Filter out everything except lines holding "月受春节".

● **Available data**
#####

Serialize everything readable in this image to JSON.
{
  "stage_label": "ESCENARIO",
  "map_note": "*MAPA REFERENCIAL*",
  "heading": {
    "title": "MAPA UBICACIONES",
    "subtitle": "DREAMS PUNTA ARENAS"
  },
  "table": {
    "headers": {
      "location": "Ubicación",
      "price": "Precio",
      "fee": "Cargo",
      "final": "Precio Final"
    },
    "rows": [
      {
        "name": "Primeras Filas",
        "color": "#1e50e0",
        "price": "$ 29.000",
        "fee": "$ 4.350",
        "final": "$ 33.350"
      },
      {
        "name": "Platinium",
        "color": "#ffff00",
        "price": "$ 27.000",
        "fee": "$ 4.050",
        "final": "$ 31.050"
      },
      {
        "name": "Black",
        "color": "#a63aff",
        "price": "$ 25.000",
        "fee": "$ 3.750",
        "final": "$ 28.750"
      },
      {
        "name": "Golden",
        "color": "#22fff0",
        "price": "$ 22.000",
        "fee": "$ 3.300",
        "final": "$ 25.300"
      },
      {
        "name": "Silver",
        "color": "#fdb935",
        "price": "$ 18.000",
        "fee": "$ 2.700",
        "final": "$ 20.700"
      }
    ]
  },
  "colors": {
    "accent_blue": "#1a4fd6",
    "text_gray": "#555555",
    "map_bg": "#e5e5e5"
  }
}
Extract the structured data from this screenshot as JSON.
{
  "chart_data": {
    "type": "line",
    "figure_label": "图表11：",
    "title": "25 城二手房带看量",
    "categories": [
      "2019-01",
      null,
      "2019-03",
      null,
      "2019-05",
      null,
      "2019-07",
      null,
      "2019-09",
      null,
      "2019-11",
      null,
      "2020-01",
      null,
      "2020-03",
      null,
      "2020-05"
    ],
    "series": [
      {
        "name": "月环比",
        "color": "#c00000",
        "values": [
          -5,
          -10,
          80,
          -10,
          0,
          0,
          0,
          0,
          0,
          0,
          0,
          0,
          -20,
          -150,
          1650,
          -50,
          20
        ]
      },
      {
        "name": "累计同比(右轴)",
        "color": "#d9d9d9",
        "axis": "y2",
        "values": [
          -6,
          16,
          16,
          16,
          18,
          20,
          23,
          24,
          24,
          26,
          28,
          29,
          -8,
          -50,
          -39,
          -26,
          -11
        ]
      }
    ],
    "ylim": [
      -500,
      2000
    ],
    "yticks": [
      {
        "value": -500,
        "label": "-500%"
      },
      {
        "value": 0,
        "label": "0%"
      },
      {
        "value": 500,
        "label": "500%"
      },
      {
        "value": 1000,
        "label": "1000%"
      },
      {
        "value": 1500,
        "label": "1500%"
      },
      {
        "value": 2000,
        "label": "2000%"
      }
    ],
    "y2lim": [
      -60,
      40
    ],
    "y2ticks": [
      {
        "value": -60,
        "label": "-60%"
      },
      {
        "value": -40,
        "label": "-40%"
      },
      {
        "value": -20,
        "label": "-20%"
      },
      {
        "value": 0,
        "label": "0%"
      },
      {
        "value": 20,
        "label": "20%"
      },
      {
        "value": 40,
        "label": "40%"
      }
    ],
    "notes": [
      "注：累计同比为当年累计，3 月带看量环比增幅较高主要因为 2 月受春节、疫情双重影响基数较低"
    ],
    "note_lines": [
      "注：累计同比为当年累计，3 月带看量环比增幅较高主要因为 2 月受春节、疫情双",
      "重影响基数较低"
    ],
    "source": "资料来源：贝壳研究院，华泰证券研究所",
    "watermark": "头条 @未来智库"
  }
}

#####

● **Exercise solution**
      "注：累计同比为当年累计，3 月带看量环比增幅较高主要因为 2 月受春节、疫情双重影响基数较低"
      "注：累计同比为当年累计，3 月带看量环比增幅较高主要因为 2 月受春节、疫情双",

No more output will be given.